## SET PROBLEM
Return every record exactly as written.

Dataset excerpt
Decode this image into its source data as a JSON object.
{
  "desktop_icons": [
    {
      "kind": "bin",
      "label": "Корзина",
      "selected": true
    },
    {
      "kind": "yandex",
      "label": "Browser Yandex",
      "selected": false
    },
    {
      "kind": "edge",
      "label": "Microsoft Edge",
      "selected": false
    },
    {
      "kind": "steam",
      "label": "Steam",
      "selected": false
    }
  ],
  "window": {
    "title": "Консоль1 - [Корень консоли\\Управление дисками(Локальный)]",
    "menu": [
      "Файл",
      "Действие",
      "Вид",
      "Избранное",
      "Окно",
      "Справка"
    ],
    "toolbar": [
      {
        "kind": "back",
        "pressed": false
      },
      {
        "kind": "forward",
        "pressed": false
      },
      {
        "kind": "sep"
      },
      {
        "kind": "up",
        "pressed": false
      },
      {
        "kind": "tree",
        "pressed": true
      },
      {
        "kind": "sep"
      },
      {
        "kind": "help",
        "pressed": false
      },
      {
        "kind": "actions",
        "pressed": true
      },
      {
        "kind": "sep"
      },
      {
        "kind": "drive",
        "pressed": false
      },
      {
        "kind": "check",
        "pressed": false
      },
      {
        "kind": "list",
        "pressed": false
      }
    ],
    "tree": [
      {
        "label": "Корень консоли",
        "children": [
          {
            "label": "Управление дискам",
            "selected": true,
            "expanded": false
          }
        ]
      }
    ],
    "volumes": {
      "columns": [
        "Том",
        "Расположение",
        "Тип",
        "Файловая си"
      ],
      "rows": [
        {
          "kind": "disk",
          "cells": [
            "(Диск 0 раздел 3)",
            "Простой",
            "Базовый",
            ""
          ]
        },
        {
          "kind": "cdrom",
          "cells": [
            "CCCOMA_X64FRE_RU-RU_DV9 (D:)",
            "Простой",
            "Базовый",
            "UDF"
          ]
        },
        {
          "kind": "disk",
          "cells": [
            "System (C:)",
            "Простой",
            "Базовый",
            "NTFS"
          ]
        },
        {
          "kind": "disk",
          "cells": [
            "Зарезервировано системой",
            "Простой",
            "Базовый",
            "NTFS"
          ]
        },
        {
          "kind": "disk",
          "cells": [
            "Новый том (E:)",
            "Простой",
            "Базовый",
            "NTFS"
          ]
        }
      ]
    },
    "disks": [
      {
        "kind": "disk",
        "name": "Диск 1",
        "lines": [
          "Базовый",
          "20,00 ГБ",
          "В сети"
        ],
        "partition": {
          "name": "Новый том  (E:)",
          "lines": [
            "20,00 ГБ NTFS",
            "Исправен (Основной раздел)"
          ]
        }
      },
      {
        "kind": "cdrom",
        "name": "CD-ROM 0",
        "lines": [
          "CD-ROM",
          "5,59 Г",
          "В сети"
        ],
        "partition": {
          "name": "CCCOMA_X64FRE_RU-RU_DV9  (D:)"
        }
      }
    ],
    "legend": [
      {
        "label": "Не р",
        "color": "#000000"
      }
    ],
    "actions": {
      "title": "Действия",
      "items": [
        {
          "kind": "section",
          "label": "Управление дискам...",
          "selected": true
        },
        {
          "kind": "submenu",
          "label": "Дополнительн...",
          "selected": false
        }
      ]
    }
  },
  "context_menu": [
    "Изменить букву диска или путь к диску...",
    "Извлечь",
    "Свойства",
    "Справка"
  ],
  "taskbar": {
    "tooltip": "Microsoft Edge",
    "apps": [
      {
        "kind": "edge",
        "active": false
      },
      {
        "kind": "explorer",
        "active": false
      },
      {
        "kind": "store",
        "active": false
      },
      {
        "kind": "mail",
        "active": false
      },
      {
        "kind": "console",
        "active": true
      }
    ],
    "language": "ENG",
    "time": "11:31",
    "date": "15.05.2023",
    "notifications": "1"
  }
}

## TASK OUTPUT
Decode this image into its source data as a JSON object.
{
  "desktop_icons": [
    {
      "kind": "bin",
      "label": "Корзина",
      "selected": true
    },
    {
      "kind": "yandex",
      "label": "Browser Yandex",
      "selected": false
    },
    {
      "kind": "edge",
      "label": "Microsoft Edge",
      "selected": false
    },
    {
      "kind": "steam",
      "label": "Steam",
      "selected": false
    }
  ],
  "window": {
    "title": "Консоль1 - [Корень консоли\\Управление дисками(Локальный)]",
    "menu": [
      "Файл",
      "Действие",
      "Вид",
      "Избранное",
      "Окно",
      "Справка"
    ],
    "toolbar": [
      {
        "kind": "back",
        "pressed": false
      },
      {
        "kind": "forward",
        "pressed": false
      },
      {
        "kind": "sep"
      },
      {
        "kind": "up",
        "pressed": false
      },
      {
        "kind": "tree",
        "pressed": true
      },
      {
        "kind": "sep"
      },
      {
        "kind": "help",
        "pressed": false
      },
      {
        "kind": "actions",
        "pressed": true
      },
      {
        "kind": "sep"
      },
      {
        "kind": "drive",
        "pressed": false
      },
      {
        "kind": "check",
        "pressed": false
      },
      {
        "kind": "list",
        "pressed": false
      }
    ],
    "tree": [
      {
        "label": "Корень консоли",
        "children": [
          {
            "label": "Управление дискам",
            "selected": true,
            "expanded": false
          }
        ]
      }
    ],
    "volumes": {
      "columns": [
        "Том",
        "Расположение",
        "Тип",
        "Файловая си"
      ],
      "rows": [
        {
          "kind": "disk",
          "cells": [
            "(Диск 0 раздел 3)",
            "Простой",
            "Базовый",
            ""
          ]
        },
        {
          "kind": "cdrom",
          "cells": [
            "CCCOMA_X64FRE_RU-RU_DV9 (D:)",
            "Простой",
            "Базовый",
            "UDF"
          ]
        },
        {
          "kind": "disk",
          "cells": [
            "System (C:)",
            "Простой",
            "Базовый",
            "NTFS"
          ]
        },
        {
          "kind": "disk",
          "cells": [
            "Зарезервировано системой",
            "Простой",
            "Базовый",
            "NTFS"
          ]
        },
        {
          "kind": "disk",
          "cells": [
            "Новый том (E:)",
            "Простой",
            "Базовый",
            "NTFS"
          ]
        }
      ]
    },
    "disks": [
      {
        "kind": "disk",
        "name": "Диск 1",
        "lines": [
          "Базовый",
          "20,00 ГБ",
          "В сети"
        ],
        "partition": {
          "name": "Новый том  (E:)",
          "lines": [
            "20,00 ГБ NTFS",
            "Исправен (Основной раздел)"
          ]
        }
      },
      {
        "kind": "cdrom",
        "name": "CD-ROM 0",
        "lines": [
          "CD-ROM",
          "5,59 Г",
          "В сети"
        ],
        "partition": {
          "name": "CCCOMA_X64FRE_RU-RU_DV9  (D:)"
        }
      }
    ],
    "legend": [
      {
        "label": "Не р",
        "color": "#000000"
      }
    ],
    "actions": {
      "title": "Действия",
      "items": [
        {
          "kind": "section",
          "label": "Управление дискам...",
          "selected": true
        },
        {
          "kind": "submenu",
          "label": "Дополнительн...",
          "selected": false
        }
      ]
    }
  },
  "context_menu": [
    "Изменить букву диска или путь к диску...",
    "Извлечь",
    "Свойства",
    "Справка"
  ],
  "taskbar": {
    "tooltip": "Microsoft Edge",
    "apps": [
      {
        "kind": "edge",
        "active": false
      },
      {
        "kind": "explorer",
        "active": false
      },
      {
        "kind": "store",
        "active": false
      },
      {
        "kind": "mail",
        "active": false
      },
      {
        "kind": "console",
        "active": true
      }
    ],
    "language": "ENG",
    "time": "11:31",
    "date": "15.05.2023",
    "notifications": "1"
  }
}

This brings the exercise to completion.